Pull out every line in the material below that contains the word "synching", and copy each one unchanged.

Element and coordinate records:
___

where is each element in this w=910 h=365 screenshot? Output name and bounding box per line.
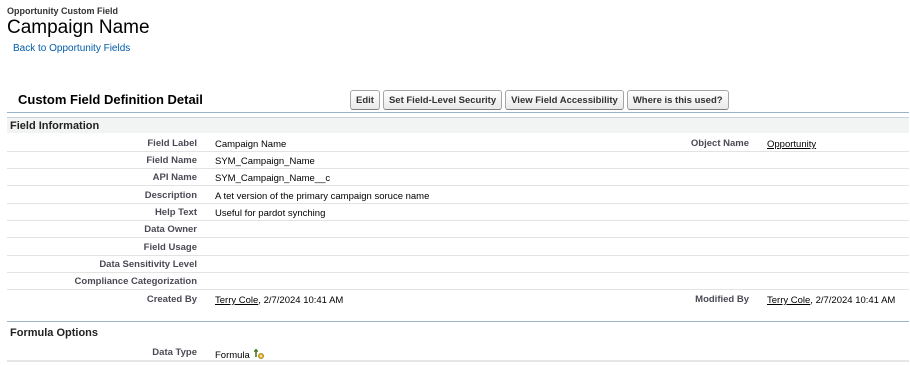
description-value: A tet version of the primary campaign so… xyxy=(215,191,430,202)
where-is-this-used-button[interactable]: Where is this used? xyxy=(626,90,729,110)
field-label-label: Field Label xyxy=(147,138,197,149)
formula-options-section-header: Formula Options xyxy=(7,325,909,341)
field-name-value: SYM_Campaign_Name xyxy=(215,156,315,167)
data-sensitivity-row: Data Sensitivity Level xyxy=(7,256,909,273)
data-type-text: Formula xyxy=(215,350,250,362)
data-type-row: Data Type Formula xyxy=(7,344,909,362)
description-label: Description xyxy=(144,190,197,201)
created-by-value: Terry Cole, 2/7/2024 10:41 AM xyxy=(215,295,343,306)
modified-by-label: Modified By xyxy=(695,294,749,305)
detail-header: Custom Field Definition Detail Edit Set … xyxy=(7,88,909,113)
object-name-label: Object Name xyxy=(690,138,749,149)
help-text-label: Help Text xyxy=(154,207,197,218)
field-information-section-header: Field Information xyxy=(7,117,909,133)
formula-icon xyxy=(252,348,265,363)
modified-by-value: Terry Cole, 2/7/2024 10:41 AM xyxy=(767,295,895,306)
field-usage-label: Field Usage xyxy=(143,242,197,253)
data-type-label: Data Type xyxy=(152,347,197,358)
help-text-row: Help Text Useful for pardot synching xyxy=(7,204,909,221)
field-label-row: Field Label Campaign Name Object Name Op… xyxy=(7,135,909,152)
modified-by-user-link[interactable]: Terry Cole xyxy=(767,295,810,306)
detail-title: Custom Field Definition Detail xyxy=(18,92,203,107)
set-field-level-security-button[interactable]: Set Field-Level Security xyxy=(382,90,503,110)
audit-row: Created By Terry Cole, 2/7/2024 10:41 AM… xyxy=(7,291,909,308)
section-divider xyxy=(7,321,909,322)
data-sensitivity-label: Data Sensitivity Level xyxy=(99,259,197,270)
back-to-fields-link[interactable]: Back to Opportunity Fields xyxy=(13,43,130,54)
page-header: Opportunity Custom Field Campaign Name B… xyxy=(7,6,150,56)
edit-button[interactable]: Edit xyxy=(350,90,380,110)
view-field-accessibility-button[interactable]: View Field Accessibility xyxy=(505,90,624,110)
api-name-row: API Name SYM_Campaign_Name__c xyxy=(7,169,909,186)
compliance-label: Compliance Categorization xyxy=(74,276,197,287)
help-text-value: Useful for pardot synching xyxy=(215,208,326,219)
field-usage-row: Field Usage xyxy=(7,239,909,256)
created-by-label: Created By xyxy=(146,294,197,305)
field-name-label: Field Name xyxy=(146,155,197,166)
object-type-label: Opportunity Custom Field xyxy=(7,6,118,16)
data-type-value: Formula xyxy=(215,348,265,363)
field-label-value: Campaign Name xyxy=(215,139,287,150)
created-by-user-link[interactable]: Terry Cole xyxy=(215,295,258,306)
page-title: Campaign Name xyxy=(7,17,150,38)
compliance-row: Compliance Categorization xyxy=(7,273,909,290)
object-name-link[interactable]: Opportunity xyxy=(767,139,816,150)
api-name-label: API Name xyxy=(152,172,197,183)
field-name-row: Field Name SYM_Campaign_Name xyxy=(7,152,909,169)
created-by-date: , 2/7/2024 10:41 AM xyxy=(258,295,344,306)
description-row: Description A tet version of the primary… xyxy=(7,187,909,204)
button-bar: Edit Set Field-Level Security View Field… xyxy=(350,90,729,110)
data-owner-label: Data Owner xyxy=(144,224,197,235)
api-name-value: SYM_Campaign_Name__c xyxy=(215,173,331,184)
modified-by-date: , 2/7/2024 10:41 AM xyxy=(810,295,896,306)
data-owner-row: Data Owner xyxy=(7,221,909,238)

___

FINAL RESULT:
help-text-row: Help Text Useful for pardot synching xyxy=(7,204,909,221)
help-text-value: Useful for pardot synching xyxy=(215,208,326,219)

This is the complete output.